Verilen Alıntı |
+ + + + +

B. Kişi Özgürlüğü ve Güvenliği Hakkının İhlal Edildiğine İlişkin İddia
1. Başvurucunun İddiaları
36. Başvurucu vekili, başvurucunun idari gözetim altına alınması suretiyle kişi özgürlüğü ve güvenliği hakkının ihlal edildiğini ileri sürmüştür.
2. Değerlendirme
37. Anayasa Mahkemesi B.T. ([GK], B. No: 2014/15769, 30/11/2017) başvurusunda idari gözetimi sona erdirilen başvurucuların hukuka aykırı olarak idari bir kararla özgürlüklerinden yoksun bırakılmaları nedeniyle uğradıklarını öne sürdükleri maddi ve manevi zararlarının karşılanması bakımından başarı şansı sunma, yeterli giderim sağlama kapasitesini haiz ve ulaşılabilir olduğu görülen tam yargı davası yolunu tüketmeden yaptıkları başvuruların incelenmesinin bireysel başvurunun ikincil niteliği ile bağdaşmadığı sonucuna varmıştır (B.T., § 73; A.A., B. No: 2014/18827, 20/12/2017, § 37).
38. Başvurucunun gönüllü geri dönüş istek formuna istinaden geri gönderme merkezinden salıverildiği görülmüştür. Bu durumda kişi hürriyeti ve güvenliği hakkının ihlal edildiği iddiası bakımından yukarıda açıklanan ilkelerden ayrılmayı gerektiren bir husus bulunmamaktadır.

+ + + + +

Ham Veriler |
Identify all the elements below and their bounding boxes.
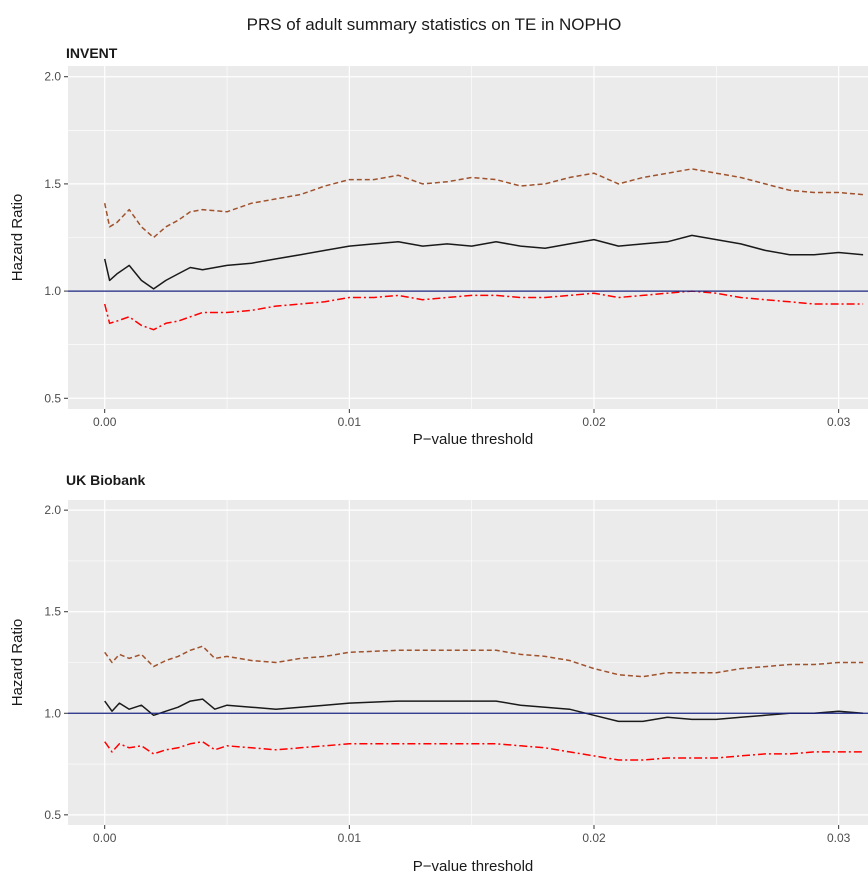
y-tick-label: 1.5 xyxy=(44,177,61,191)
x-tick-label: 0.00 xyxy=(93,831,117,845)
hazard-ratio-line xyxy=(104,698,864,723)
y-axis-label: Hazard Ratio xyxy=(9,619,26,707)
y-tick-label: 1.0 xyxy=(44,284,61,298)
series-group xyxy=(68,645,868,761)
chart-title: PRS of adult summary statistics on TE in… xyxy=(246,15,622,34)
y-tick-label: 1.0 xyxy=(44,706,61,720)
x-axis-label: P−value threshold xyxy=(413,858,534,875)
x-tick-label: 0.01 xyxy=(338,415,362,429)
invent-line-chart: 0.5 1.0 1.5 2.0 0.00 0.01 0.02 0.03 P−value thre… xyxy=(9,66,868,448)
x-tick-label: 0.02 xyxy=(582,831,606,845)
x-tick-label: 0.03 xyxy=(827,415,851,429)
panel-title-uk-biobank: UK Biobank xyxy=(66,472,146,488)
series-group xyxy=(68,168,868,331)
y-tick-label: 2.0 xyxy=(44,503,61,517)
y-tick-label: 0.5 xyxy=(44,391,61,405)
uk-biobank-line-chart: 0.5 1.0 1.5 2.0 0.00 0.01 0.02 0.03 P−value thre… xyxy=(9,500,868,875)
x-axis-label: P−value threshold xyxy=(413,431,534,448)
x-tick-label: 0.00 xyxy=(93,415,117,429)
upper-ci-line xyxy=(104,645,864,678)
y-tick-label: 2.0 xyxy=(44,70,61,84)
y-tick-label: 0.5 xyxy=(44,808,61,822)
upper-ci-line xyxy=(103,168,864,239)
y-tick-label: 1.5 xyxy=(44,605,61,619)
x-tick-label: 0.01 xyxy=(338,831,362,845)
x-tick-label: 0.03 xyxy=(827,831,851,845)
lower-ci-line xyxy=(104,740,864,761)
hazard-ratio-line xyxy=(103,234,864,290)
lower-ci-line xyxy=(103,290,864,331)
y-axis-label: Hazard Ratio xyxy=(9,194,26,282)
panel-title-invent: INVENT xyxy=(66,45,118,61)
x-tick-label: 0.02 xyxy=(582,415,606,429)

+ + + + +

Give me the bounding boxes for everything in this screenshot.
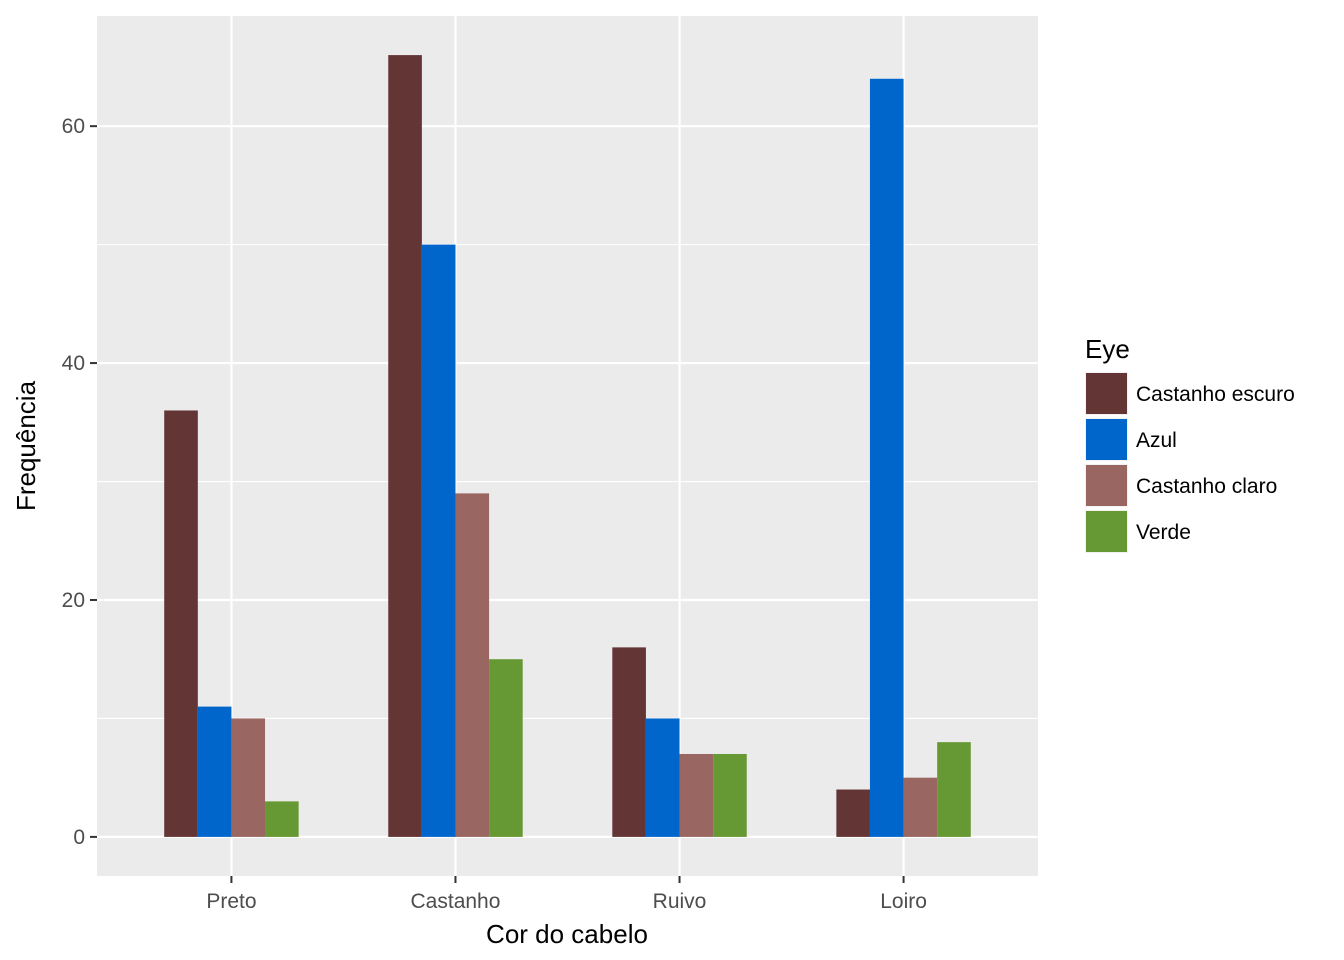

+ + + + +

Talimatlar |
A: Kişi özgürlüğü ve güvenliği hakkına ilişkin alıntıya göre başvurucu, geri gönderme merkezinden hangi forma dayanılarak salıverilmiştir?
B: Kişi özgürlüğü ve güvenliği hakkına ilişkin alıntıyı son cümlesinden sonra sürdürün.
Bu veriler başka bir kaynaktan alınmıştır.

Görev Çıktıları |
A: Gönüllü geri dönüş istek formuna istinaden salıverilmiştir.

B:
39. Açıklanan gerekçelerle başvurunun bu kısmının diğer kabul edilebilirlik koşulları yönünden incelenmeksizin başvuru yollarının tüketilmemesi nedeniyle kabul edilemez olduğuna karar verilmesi gerekir.
C. Yaşam Hakkının ve Kötü Muamele Yasağının İhlal Edildiğine İlişkin İddia
1. Başvurucunun İddiaları
40. Başvurucu, sınır dışı etme kararına karşı açtığı iptal davasının sonucu beklenmeden menşe ülke Suriye’ye gönderildiğinden yakınmıştır. Başvurucu, bu kapsamda gönüllü olmamasına rağmen zorla kendisine gönüllü geri dönüş istek formunun imzalatıldığını belirtmiştir. Ayrıca Suriye’de iç karışıklığın ve savaşın devam ettiğine işaret eden başvurucu; yaşam hakkının, kötü muamele yasağının ve adil yargılanma hakkının ihlal edildiğini ileri sürmüştür.
2. Değerlendirme
41. Anayasa’nın “Kişinin dokunulmazlığı, maddî ve manevî varlığı” kenar başlıklı 17. maddesinin birinci ve üçüncü fıkraları şöyledir:
“Herkes, yaşama, maddî ve manevî varlığını koruma ve geliştirme hakkına sahiptir.
...
Kimseye işkence ve eziyet yapılamaz; kimse insan haysiyetiyle bağdaşmayan bir cezaya veya muameleye tâbi tutulamaz.”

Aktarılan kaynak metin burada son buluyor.